Given exercise :: Print the entries verbatim, leaving out the images they contain.

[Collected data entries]
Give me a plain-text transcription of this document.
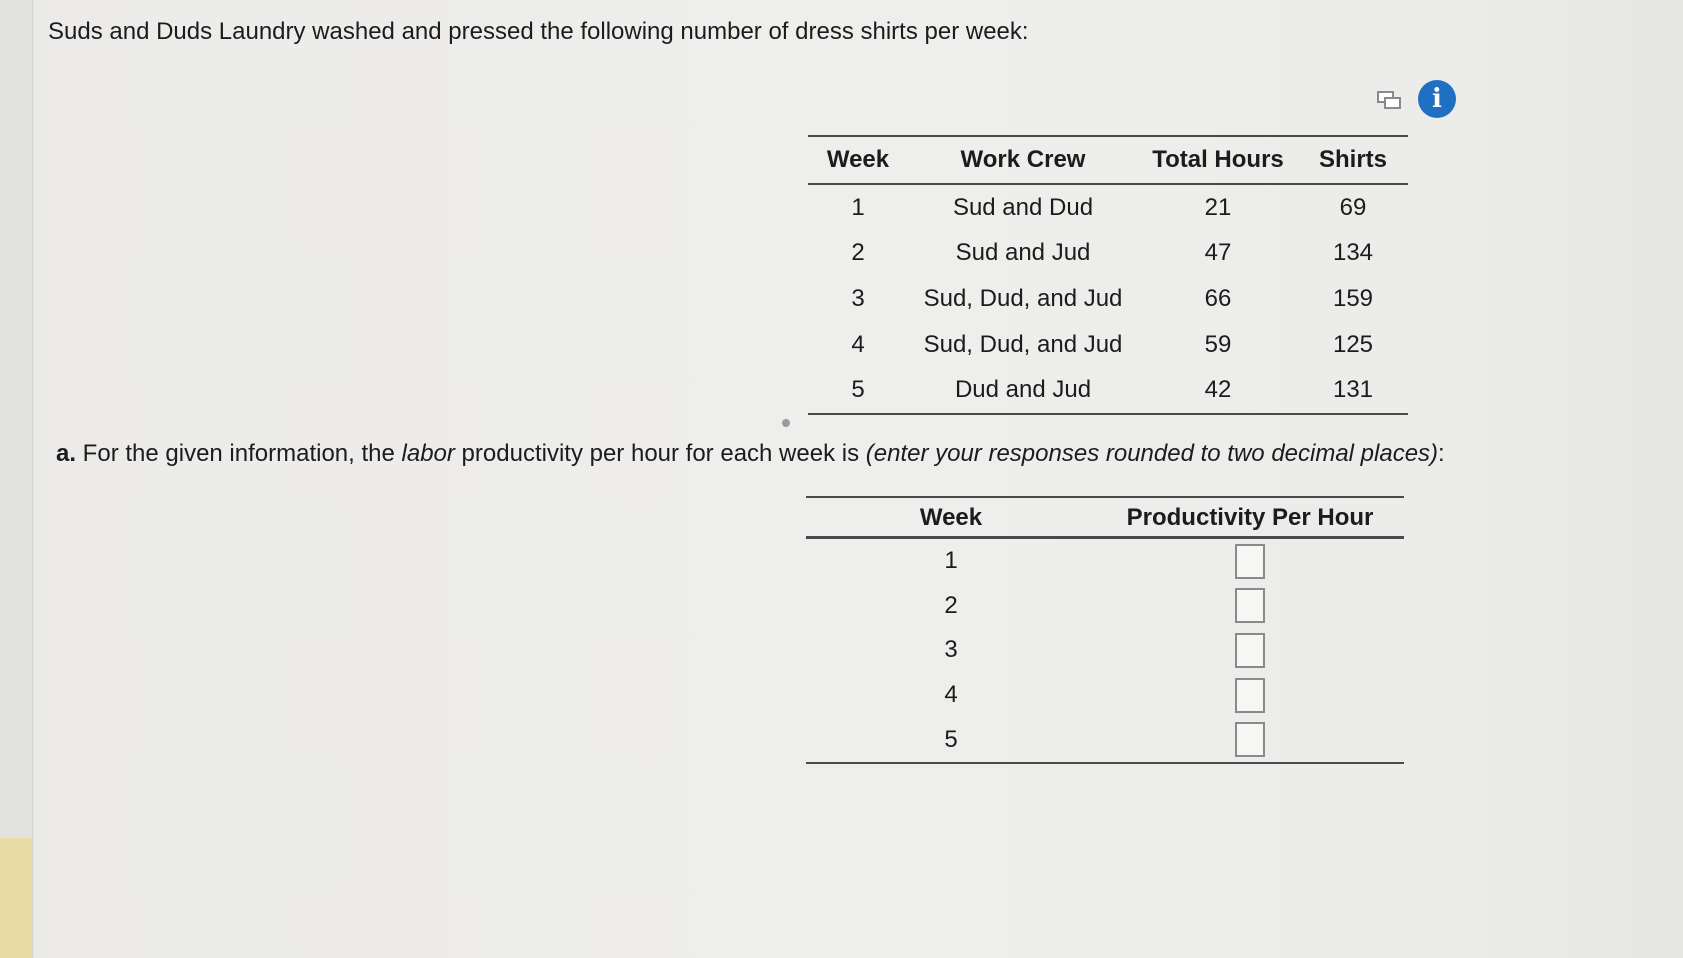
Suds and Duds Laundry washed and pressed the following number of dress shirts per week:

i
Week	Work Crew	Total Hours	Shirts
1	Sud and Dud	21	69
2	Sud and Jud	47	134
3	Sud, Dud, and Jud	66	159
4	Sud, Dud, and Jud	59	125
5	Dud and Jud	42	131

a. For the given information, the labor productivity per hour for each week is (enter your responses rounded to two decimal places):

Week	Productivity Per Hour
1	
2	
3	
4	
5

Finished answer ::
Give me a plain-text transcription of this document.
Suds and Duds Laundry washed and pressed the following number of dress shirts per week:

i
Week	Work Crew	Total Hours	Shirts
1	Sud and Dud	21	69
2	Sud and Jud	47	134
3	Sud, Dud, and Jud	66	159
4	Sud, Dud, and Jud	59	125
5	Dud and Jud	42	131

a. For the given information, the labor productivity per hour for each week is (enter your responses rounded to two decimal places):

Week	Productivity Per Hour
1	
2	
3	
4	
5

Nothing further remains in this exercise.